▸ WHAT YOU WILL DO: Please count how many lines of the data include the word "website". Give only that number in reply.

Document layout analysis data:
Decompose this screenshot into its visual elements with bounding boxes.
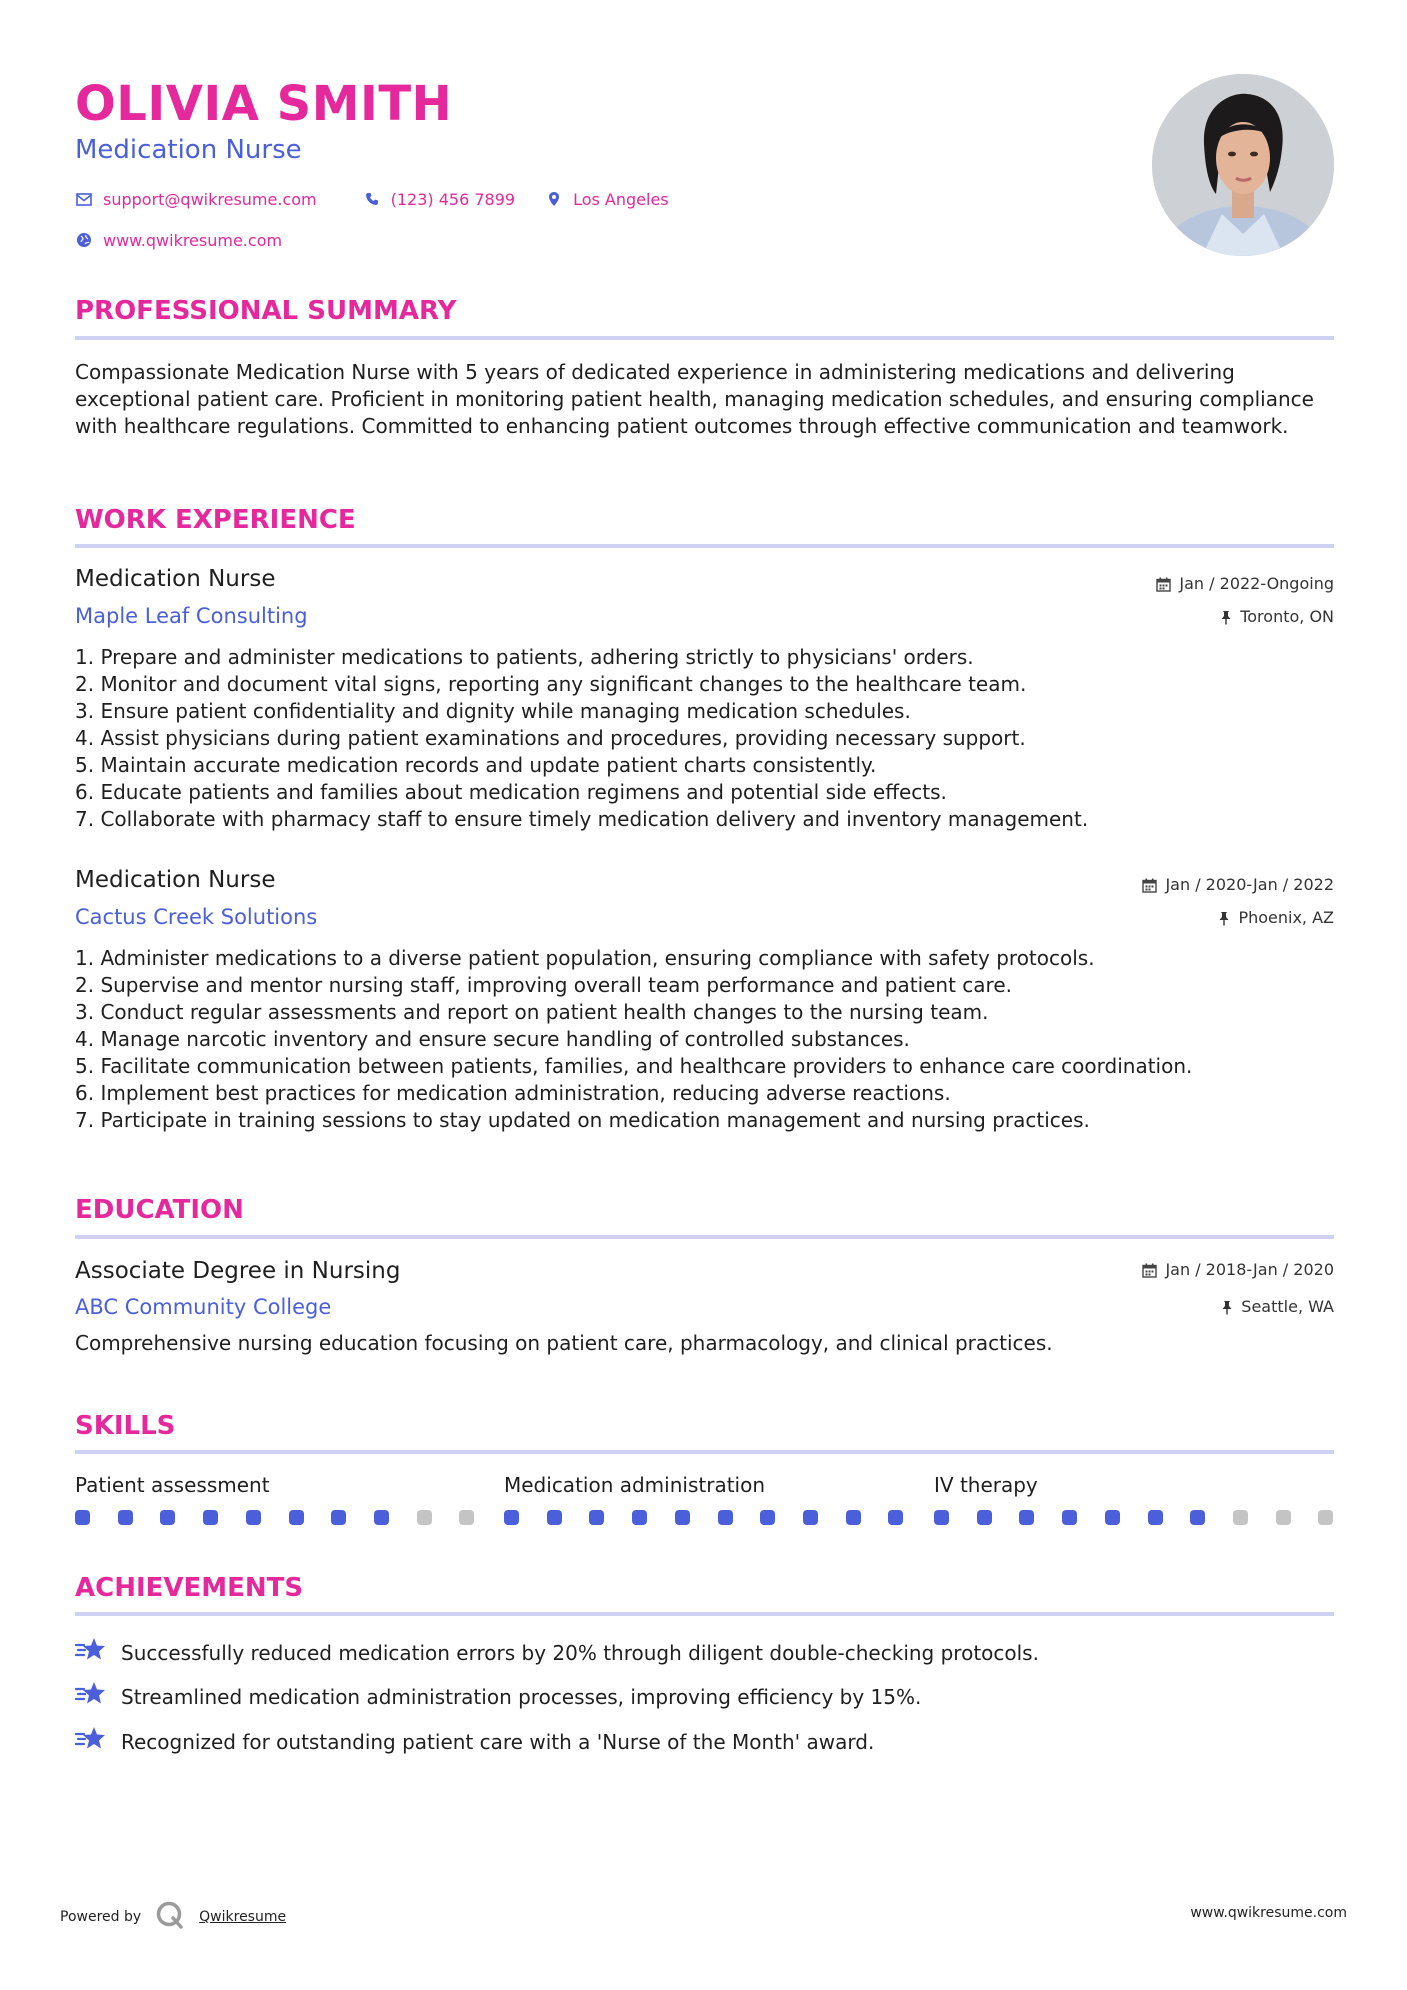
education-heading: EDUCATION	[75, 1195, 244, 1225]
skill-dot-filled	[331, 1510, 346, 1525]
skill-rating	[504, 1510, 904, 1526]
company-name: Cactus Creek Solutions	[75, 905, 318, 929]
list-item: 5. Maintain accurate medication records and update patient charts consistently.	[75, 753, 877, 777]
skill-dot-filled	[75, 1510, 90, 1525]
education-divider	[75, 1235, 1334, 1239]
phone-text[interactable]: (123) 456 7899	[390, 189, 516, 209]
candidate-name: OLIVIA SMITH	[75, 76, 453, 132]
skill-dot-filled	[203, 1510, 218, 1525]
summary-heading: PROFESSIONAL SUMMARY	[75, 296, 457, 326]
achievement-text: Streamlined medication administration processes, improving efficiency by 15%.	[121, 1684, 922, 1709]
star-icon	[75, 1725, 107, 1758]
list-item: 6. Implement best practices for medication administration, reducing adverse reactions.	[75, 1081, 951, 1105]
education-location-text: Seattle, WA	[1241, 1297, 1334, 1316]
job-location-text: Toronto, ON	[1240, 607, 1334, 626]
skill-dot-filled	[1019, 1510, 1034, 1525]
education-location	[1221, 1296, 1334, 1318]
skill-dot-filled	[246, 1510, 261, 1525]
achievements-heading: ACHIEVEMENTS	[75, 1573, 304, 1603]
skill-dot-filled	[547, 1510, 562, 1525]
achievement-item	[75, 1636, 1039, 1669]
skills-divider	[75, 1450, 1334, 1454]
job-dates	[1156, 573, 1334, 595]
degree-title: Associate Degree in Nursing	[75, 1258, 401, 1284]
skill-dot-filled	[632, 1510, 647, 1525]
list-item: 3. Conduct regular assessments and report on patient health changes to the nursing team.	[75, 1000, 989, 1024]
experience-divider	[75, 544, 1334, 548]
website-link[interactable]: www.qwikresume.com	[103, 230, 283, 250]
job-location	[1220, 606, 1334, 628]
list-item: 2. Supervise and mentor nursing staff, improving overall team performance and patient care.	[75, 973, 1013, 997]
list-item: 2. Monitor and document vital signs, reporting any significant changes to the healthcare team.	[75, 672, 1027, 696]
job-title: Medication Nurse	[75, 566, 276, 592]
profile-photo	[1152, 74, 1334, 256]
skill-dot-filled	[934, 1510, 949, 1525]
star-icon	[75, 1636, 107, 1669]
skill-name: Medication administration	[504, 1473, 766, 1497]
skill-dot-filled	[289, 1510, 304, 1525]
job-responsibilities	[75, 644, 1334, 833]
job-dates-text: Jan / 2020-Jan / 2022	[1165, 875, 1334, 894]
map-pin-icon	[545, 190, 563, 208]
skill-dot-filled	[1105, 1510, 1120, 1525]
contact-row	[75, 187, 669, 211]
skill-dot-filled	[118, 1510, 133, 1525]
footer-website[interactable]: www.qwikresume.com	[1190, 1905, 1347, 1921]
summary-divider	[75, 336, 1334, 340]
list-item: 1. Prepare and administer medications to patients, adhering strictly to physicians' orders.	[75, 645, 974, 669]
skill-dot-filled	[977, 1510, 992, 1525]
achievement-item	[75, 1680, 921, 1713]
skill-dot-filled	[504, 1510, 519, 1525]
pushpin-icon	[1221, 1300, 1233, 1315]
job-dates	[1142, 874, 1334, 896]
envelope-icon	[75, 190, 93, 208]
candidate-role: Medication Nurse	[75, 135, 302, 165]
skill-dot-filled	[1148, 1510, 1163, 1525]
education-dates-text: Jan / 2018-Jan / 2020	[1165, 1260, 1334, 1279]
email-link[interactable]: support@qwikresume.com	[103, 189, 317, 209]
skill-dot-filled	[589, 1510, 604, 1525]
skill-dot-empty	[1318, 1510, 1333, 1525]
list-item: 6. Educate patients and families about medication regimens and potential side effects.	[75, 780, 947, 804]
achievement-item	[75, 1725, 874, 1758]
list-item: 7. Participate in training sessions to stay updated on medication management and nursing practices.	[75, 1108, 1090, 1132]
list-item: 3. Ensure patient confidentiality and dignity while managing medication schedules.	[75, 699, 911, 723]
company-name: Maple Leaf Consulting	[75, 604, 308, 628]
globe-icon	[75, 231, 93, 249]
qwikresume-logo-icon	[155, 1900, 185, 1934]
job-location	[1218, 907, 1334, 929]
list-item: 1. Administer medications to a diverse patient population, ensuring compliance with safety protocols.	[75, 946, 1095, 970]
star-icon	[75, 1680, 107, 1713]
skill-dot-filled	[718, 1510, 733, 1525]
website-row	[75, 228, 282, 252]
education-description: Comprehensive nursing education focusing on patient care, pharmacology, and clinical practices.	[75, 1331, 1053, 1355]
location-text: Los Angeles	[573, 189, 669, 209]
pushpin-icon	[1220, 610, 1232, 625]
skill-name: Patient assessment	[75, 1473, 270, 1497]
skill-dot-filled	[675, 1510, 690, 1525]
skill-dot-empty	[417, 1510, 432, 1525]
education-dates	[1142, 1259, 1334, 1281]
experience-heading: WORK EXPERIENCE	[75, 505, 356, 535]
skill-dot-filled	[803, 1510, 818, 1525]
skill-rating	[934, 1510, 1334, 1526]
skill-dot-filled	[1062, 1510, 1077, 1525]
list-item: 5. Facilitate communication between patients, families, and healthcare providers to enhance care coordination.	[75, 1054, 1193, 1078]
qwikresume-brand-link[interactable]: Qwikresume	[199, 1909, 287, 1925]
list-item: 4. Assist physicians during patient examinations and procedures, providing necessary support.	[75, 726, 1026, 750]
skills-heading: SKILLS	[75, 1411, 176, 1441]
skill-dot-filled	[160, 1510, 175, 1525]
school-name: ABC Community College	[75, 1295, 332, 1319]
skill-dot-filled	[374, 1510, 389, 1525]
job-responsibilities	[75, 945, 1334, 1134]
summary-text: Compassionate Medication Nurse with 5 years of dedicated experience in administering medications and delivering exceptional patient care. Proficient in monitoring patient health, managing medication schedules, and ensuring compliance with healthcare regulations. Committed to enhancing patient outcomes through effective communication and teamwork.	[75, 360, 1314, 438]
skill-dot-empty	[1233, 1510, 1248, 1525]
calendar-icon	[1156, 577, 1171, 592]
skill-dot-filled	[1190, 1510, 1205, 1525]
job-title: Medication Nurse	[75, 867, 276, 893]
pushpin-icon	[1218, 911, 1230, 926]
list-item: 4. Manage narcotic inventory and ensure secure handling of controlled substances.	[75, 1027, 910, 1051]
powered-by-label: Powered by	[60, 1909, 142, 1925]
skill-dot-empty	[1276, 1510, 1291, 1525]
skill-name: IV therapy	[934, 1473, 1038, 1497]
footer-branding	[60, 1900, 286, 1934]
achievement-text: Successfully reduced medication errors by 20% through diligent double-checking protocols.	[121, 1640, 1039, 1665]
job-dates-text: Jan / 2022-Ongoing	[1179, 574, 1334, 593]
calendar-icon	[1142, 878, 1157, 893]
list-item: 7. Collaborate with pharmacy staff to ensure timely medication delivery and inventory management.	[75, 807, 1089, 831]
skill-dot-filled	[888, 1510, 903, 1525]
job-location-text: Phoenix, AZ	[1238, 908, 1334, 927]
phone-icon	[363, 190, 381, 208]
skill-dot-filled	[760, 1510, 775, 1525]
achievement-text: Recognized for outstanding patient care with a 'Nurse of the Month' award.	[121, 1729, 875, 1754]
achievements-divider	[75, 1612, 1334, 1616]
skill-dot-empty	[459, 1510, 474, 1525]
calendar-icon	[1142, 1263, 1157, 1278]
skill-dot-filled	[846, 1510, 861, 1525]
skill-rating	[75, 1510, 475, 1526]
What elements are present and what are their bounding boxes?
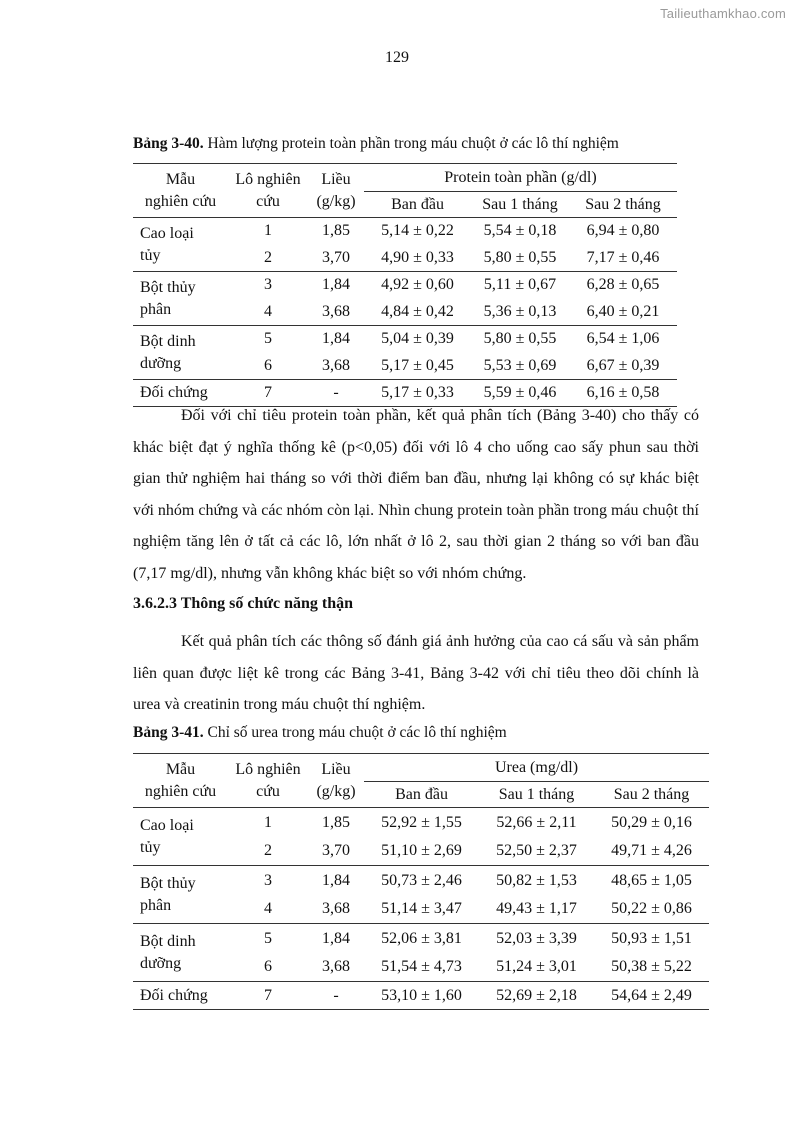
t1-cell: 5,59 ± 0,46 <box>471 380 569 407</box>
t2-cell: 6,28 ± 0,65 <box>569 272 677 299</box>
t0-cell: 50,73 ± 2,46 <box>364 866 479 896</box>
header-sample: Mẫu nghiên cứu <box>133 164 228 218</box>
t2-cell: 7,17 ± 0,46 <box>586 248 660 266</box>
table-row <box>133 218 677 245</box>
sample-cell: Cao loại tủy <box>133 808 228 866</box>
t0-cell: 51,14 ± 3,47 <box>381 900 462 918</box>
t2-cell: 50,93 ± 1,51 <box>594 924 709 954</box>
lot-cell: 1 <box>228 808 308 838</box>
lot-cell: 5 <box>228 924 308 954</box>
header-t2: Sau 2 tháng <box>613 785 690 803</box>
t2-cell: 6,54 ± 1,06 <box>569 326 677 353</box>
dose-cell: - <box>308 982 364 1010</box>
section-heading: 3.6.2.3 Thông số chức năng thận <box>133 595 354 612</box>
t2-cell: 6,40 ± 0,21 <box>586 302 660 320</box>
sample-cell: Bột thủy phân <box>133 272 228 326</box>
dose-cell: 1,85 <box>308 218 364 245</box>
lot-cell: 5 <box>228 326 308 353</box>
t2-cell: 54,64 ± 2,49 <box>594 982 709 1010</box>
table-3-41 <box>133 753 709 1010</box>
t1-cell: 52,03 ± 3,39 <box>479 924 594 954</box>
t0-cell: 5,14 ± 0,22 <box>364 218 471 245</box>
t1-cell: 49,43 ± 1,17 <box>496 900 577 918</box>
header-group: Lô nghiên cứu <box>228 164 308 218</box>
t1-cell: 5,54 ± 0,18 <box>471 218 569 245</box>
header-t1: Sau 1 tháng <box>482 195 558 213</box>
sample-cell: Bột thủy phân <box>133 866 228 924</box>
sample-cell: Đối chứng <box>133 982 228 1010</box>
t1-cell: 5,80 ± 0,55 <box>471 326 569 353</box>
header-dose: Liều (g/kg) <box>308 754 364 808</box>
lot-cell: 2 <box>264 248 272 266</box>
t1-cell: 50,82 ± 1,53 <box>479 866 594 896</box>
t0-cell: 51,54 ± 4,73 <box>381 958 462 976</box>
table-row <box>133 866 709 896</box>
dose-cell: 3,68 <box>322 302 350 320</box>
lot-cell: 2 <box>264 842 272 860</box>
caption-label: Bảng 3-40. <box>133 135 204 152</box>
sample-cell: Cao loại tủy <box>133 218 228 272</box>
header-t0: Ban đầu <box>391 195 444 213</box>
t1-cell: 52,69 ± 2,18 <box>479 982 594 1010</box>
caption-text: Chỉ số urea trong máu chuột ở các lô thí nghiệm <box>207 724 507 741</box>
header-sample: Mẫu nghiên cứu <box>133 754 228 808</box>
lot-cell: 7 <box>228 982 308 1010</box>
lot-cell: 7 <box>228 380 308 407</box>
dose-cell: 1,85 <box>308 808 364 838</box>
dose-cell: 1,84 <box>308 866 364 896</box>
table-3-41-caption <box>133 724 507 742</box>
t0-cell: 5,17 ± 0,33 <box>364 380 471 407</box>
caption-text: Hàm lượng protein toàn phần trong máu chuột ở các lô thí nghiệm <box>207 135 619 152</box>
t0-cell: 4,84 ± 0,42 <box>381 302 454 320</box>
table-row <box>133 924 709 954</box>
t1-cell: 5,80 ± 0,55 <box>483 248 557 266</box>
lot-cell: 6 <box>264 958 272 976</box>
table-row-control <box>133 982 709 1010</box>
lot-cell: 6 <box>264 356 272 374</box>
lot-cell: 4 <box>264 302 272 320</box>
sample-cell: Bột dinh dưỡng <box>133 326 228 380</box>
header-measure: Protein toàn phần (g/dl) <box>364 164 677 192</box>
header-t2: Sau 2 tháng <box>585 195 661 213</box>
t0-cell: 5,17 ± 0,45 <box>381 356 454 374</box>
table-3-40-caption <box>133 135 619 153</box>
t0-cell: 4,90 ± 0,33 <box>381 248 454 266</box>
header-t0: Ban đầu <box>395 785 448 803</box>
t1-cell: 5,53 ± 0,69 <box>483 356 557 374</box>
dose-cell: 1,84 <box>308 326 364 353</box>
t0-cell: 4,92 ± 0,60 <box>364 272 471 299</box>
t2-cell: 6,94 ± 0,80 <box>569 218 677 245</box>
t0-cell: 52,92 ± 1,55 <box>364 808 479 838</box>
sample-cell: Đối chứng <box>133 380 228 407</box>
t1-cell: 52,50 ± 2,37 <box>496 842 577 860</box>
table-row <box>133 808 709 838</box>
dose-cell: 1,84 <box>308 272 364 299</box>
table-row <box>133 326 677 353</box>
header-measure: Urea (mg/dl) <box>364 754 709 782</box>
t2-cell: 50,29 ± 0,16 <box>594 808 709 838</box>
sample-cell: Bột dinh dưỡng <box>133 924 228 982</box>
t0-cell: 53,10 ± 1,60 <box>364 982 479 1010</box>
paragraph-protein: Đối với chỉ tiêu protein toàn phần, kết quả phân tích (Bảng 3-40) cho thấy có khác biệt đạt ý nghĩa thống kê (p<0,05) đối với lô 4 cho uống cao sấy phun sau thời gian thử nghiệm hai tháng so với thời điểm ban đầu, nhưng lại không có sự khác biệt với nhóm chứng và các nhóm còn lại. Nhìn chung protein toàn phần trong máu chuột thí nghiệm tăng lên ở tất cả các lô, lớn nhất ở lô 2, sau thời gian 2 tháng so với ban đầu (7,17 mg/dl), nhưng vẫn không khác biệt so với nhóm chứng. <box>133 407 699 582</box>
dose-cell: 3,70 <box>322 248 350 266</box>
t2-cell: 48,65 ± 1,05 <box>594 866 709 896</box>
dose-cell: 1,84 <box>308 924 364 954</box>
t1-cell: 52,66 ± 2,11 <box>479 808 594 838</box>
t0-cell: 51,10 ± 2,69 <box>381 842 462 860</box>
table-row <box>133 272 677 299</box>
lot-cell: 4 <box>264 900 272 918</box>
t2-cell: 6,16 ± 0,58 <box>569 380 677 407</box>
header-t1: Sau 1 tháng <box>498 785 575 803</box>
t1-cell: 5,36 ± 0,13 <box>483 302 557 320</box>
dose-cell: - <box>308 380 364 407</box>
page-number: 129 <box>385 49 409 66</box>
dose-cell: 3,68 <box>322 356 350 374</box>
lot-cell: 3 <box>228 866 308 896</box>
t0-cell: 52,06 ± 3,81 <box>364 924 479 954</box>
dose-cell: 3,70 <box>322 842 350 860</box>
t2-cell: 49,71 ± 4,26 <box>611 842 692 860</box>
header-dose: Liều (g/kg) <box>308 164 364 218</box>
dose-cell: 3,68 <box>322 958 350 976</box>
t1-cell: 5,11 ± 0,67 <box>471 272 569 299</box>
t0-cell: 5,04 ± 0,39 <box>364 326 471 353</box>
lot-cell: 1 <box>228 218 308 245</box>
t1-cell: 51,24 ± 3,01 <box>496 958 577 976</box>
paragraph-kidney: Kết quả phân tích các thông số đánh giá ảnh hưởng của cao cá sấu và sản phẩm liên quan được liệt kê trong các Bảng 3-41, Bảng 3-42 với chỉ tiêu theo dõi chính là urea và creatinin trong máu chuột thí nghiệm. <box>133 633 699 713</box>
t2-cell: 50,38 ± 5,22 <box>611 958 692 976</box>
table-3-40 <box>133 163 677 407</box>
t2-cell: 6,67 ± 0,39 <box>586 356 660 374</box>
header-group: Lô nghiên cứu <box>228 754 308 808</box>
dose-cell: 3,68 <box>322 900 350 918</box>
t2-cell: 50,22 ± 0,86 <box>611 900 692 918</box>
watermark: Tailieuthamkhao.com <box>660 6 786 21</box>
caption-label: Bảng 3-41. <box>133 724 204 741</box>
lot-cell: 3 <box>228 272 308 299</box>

▸ REPLY TO THE TASK: 3